Objective: Leaving out the pictures, please retype each record exactly.
---*---
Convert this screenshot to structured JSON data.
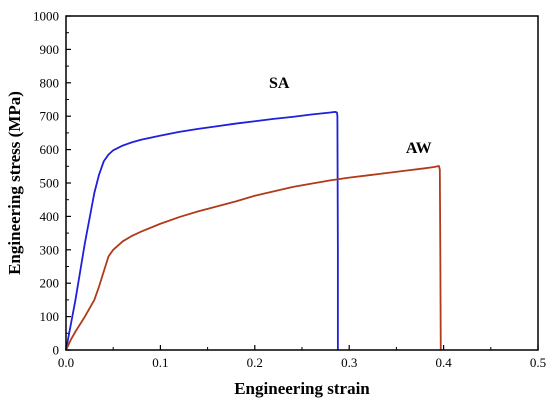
{
  "chart_data": {
    "type": "line",
    "xlabel": "Engineering strain",
    "ylabel": "Engineering stress (MPa)",
    "xlim": [
      0.0,
      0.5
    ],
    "ylim": [
      0,
      1000
    ],
    "xticks": [
      "0.0",
      "0.1",
      "0.2",
      "0.3",
      "0.4",
      "0.5"
    ],
    "yticks": [
      "0",
      "100",
      "200",
      "300",
      "400",
      "500",
      "600",
      "700",
      "800",
      "900",
      "1000"
    ],
    "grid": false,
    "series": [
      {
        "name": "SA",
        "color": "#1f1fdc",
        "label_pos": [
          0.215,
          785
        ],
        "x": [
          0.0,
          0.01,
          0.02,
          0.03,
          0.035,
          0.04,
          0.045,
          0.05,
          0.06,
          0.07,
          0.08,
          0.1,
          0.12,
          0.14,
          0.16,
          0.18,
          0.2,
          0.22,
          0.24,
          0.26,
          0.27,
          0.28,
          0.285,
          0.287,
          0.2875,
          0.288,
          0.288
        ],
        "y": [
          0,
          150,
          320,
          470,
          525,
          565,
          585,
          598,
          612,
          622,
          630,
          642,
          653,
          662,
          670,
          678,
          685,
          692,
          698,
          705,
          708,
          711,
          713,
          711,
          700,
          300,
          0
        ]
      },
      {
        "name": "AW",
        "color": "#b03a1a",
        "label_pos": [
          0.36,
          590
        ],
        "x": [
          0.0,
          0.005,
          0.01,
          0.02,
          0.03,
          0.035,
          0.04,
          0.045,
          0.05,
          0.06,
          0.07,
          0.08,
          0.1,
          0.12,
          0.14,
          0.16,
          0.18,
          0.2,
          0.22,
          0.24,
          0.26,
          0.28,
          0.3,
          0.32,
          0.34,
          0.36,
          0.38,
          0.39,
          0.395,
          0.396,
          0.3965,
          0.397
        ],
        "y": [
          0,
          30,
          55,
          100,
          150,
          190,
          235,
          280,
          300,
          325,
          342,
          355,
          378,
          398,
          415,
          430,
          445,
          462,
          475,
          488,
          498,
          508,
          516,
          523,
          530,
          537,
          544,
          548,
          551,
          540,
          300,
          0
        ]
      }
    ]
  }
}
---*---
Expected answer:
Convert this screenshot to structured JSON data.
{
  "chart_data": {
    "type": "line",
    "xlabel": "Engineering strain",
    "ylabel": "Engineering stress (MPa)",
    "xlim": [
      0.0,
      0.5
    ],
    "ylim": [
      0,
      1000
    ],
    "xticks": [
      "0.0",
      "0.1",
      "0.2",
      "0.3",
      "0.4",
      "0.5"
    ],
    "yticks": [
      "0",
      "100",
      "200",
      "300",
      "400",
      "500",
      "600",
      "700",
      "800",
      "900",
      "1000"
    ],
    "grid": false,
    "series": [
      {
        "name": "SA",
        "color": "#1f1fdc",
        "label_pos": [
          0.215,
          785
        ],
        "x": [
          0.0,
          0.01,
          0.02,
          0.03,
          0.035,
          0.04,
          0.045,
          0.05,
          0.06,
          0.07,
          0.08,
          0.1,
          0.12,
          0.14,
          0.16,
          0.18,
          0.2,
          0.22,
          0.24,
          0.26,
          0.27,
          0.28,
          0.285,
          0.287,
          0.2875,
          0.288,
          0.288
        ],
        "y": [
          0,
          150,
          320,
          470,
          525,
          565,
          585,
          598,
          612,
          622,
          630,
          642,
          653,
          662,
          670,
          678,
          685,
          692,
          698,
          705,
          708,
          711,
          713,
          711,
          700,
          300,
          0
        ]
      },
      {
        "name": "AW",
        "color": "#b03a1a",
        "label_pos": [
          0.36,
          590
        ],
        "x": [
          0.0,
          0.005,
          0.01,
          0.02,
          0.03,
          0.035,
          0.04,
          0.045,
          0.05,
          0.06,
          0.07,
          0.08,
          0.1,
          0.12,
          0.14,
          0.16,
          0.18,
          0.2,
          0.22,
          0.24,
          0.26,
          0.28,
          0.3,
          0.32,
          0.34,
          0.36,
          0.38,
          0.39,
          0.395,
          0.396,
          0.3965,
          0.397
        ],
        "y": [
          0,
          30,
          55,
          100,
          150,
          190,
          235,
          280,
          300,
          325,
          342,
          355,
          378,
          398,
          415,
          430,
          445,
          462,
          475,
          488,
          498,
          508,
          516,
          523,
          530,
          537,
          544,
          548,
          551,
          540,
          300,
          0
        ]
      }
    ]
  }
}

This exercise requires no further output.